**Task**
Find every line in the records that holds the string "other". Copy each one.

Extracted data entries
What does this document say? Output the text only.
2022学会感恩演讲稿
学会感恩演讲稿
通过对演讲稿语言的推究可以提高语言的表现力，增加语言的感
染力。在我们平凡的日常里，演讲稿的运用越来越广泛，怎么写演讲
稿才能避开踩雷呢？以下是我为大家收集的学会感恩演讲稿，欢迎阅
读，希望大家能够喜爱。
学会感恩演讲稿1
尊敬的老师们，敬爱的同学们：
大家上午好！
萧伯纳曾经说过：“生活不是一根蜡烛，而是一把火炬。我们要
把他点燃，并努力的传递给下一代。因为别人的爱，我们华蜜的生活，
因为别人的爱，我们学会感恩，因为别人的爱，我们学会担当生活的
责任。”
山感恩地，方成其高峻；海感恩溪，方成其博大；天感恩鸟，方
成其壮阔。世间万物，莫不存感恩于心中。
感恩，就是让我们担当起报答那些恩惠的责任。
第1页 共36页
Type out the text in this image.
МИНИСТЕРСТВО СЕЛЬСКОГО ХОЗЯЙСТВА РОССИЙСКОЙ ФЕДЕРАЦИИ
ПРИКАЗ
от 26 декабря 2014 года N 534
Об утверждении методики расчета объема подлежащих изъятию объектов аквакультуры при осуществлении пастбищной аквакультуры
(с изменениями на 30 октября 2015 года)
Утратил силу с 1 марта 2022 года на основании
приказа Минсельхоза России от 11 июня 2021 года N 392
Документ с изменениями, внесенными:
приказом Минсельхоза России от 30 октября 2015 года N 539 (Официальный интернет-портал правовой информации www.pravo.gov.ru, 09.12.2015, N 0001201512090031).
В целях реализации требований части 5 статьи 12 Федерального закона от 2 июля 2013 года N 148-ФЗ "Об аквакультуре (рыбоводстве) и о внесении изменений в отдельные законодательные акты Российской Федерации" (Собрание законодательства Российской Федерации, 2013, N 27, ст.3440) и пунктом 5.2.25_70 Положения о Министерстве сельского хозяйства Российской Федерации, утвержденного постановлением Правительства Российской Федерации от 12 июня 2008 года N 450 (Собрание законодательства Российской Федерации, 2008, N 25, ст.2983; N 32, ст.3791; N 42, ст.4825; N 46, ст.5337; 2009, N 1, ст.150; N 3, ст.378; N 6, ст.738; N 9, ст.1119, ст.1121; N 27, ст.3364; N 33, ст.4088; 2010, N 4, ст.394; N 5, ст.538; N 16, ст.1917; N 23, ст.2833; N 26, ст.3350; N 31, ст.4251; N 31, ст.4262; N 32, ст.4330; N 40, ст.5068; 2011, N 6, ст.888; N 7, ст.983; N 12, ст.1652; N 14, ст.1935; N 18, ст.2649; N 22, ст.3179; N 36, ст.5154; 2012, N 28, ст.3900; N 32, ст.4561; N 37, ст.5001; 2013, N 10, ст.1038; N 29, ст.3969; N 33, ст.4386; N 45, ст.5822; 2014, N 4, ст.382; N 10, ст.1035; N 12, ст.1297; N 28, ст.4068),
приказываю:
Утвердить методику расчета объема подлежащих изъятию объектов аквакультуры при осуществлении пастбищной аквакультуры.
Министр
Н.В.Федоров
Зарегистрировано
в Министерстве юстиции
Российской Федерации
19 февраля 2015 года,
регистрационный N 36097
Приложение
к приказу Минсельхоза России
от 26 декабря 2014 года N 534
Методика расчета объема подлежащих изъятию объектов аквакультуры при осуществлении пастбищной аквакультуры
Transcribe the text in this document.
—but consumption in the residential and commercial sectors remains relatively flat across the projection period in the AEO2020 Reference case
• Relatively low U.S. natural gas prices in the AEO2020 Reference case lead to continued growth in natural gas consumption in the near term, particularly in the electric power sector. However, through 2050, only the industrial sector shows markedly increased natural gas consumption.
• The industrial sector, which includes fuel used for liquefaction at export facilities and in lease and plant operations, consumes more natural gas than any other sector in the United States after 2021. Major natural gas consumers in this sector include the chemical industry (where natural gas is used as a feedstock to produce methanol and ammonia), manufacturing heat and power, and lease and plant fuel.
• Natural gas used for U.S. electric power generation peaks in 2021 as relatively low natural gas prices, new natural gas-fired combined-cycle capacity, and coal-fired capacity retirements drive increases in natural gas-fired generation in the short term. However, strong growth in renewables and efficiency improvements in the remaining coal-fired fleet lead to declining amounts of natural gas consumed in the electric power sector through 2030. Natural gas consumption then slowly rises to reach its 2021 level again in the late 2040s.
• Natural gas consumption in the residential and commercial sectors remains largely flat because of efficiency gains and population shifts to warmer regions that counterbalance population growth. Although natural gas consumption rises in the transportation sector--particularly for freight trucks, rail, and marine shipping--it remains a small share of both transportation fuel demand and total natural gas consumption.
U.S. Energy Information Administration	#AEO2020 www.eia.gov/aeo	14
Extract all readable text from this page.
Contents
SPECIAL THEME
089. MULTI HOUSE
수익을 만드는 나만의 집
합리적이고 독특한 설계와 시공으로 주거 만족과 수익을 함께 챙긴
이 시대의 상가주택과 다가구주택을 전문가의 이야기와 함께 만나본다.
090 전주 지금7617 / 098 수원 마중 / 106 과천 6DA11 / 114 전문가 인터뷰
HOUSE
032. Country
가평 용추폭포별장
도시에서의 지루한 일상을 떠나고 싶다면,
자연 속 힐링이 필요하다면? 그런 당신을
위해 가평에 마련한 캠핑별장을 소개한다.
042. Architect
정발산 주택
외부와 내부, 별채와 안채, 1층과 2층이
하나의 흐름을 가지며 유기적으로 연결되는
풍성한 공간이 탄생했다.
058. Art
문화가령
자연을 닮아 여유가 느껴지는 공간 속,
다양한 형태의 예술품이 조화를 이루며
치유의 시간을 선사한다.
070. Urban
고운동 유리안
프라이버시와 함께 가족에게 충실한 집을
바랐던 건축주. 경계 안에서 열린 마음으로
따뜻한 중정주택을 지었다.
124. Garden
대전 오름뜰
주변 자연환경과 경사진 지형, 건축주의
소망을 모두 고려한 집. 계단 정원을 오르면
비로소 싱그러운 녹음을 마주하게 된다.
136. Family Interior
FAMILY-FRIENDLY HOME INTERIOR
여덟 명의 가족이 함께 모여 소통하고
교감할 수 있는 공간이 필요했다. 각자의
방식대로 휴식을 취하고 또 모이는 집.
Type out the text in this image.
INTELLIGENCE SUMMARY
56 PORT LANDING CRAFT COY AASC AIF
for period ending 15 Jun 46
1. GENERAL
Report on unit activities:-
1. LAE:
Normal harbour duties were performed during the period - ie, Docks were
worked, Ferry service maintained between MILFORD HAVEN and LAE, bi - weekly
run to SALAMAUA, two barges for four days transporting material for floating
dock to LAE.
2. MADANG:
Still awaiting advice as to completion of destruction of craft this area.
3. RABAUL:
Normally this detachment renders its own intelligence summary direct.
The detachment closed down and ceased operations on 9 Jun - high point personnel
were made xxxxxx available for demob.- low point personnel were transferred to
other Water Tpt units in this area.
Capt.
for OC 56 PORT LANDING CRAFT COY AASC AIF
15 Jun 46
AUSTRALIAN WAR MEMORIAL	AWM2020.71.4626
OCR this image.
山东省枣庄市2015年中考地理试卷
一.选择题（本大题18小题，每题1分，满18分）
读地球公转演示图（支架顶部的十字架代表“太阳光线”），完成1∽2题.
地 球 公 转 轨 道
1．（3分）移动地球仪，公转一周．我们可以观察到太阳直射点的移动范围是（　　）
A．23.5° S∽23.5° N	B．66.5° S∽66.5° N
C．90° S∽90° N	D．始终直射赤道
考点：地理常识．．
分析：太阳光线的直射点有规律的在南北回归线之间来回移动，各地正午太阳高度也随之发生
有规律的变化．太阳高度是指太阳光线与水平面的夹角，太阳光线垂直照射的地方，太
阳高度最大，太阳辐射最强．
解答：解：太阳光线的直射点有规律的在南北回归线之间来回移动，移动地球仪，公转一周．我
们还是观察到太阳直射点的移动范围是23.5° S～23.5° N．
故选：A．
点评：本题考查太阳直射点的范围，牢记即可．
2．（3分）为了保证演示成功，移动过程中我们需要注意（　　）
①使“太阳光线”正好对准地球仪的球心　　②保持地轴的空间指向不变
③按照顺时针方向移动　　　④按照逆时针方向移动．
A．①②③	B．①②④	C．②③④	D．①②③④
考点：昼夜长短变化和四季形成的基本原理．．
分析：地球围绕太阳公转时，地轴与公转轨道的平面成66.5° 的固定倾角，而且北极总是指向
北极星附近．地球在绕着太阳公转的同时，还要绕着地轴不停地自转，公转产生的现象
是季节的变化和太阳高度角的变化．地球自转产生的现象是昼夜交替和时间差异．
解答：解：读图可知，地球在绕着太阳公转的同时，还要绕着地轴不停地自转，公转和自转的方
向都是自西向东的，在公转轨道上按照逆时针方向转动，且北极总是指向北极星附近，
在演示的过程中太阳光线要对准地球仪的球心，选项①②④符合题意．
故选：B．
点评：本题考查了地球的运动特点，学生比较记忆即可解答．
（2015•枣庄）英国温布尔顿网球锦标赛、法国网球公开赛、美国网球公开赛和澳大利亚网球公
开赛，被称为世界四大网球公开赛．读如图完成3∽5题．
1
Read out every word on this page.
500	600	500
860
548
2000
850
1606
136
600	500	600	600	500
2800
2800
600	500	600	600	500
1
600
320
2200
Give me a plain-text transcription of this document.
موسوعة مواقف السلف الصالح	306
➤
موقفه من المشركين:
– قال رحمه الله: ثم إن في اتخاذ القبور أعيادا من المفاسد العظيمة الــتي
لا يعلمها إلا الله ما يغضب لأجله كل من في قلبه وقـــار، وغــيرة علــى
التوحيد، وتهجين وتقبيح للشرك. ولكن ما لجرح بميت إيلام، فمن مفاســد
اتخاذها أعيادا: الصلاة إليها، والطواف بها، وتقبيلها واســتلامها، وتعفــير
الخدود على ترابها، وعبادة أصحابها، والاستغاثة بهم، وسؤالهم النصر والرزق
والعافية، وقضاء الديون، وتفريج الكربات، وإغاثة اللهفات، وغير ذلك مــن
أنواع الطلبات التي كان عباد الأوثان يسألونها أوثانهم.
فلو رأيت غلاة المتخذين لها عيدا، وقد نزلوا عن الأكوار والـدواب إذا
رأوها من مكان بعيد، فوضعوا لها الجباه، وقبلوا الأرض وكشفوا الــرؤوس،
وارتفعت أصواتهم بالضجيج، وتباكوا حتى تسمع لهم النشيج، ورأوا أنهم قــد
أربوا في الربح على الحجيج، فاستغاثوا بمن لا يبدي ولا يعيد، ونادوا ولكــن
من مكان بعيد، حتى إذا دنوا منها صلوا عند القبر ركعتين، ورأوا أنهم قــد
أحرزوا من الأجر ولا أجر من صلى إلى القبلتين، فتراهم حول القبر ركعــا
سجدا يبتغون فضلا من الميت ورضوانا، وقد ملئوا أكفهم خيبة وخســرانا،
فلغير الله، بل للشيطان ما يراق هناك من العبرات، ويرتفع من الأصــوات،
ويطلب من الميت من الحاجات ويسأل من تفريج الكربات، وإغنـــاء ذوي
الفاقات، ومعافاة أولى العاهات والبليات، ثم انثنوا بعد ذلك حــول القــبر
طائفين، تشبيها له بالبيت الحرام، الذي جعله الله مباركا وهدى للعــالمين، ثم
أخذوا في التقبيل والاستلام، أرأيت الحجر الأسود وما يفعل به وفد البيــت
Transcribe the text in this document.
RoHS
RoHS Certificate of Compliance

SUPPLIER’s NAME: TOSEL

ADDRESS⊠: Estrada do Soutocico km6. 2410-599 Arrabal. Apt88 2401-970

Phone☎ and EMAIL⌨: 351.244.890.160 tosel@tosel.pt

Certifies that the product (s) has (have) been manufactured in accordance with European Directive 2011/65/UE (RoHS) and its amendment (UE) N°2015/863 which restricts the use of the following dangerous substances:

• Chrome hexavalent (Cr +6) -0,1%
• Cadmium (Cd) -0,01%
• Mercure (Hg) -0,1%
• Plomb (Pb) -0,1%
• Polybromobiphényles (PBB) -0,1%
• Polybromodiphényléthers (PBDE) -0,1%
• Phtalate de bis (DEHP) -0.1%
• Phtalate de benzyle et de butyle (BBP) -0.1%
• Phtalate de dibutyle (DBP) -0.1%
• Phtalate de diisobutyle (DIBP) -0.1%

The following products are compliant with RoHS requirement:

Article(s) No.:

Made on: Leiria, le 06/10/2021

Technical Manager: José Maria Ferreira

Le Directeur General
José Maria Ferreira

**Solution to the exercise**
• The industrial sector, which includes fuel used for liquefaction at export facilities and in lease and plant operations, consumes more natural gas than any other sector in the United States after 2021. Major natural gas consumers in this sector include the chemical industry (where natural gas is used as a feedstock to produce methanol and ammonia), manufacturing heat and power, and lease and plant fuel.
other Water Tpt units in this area.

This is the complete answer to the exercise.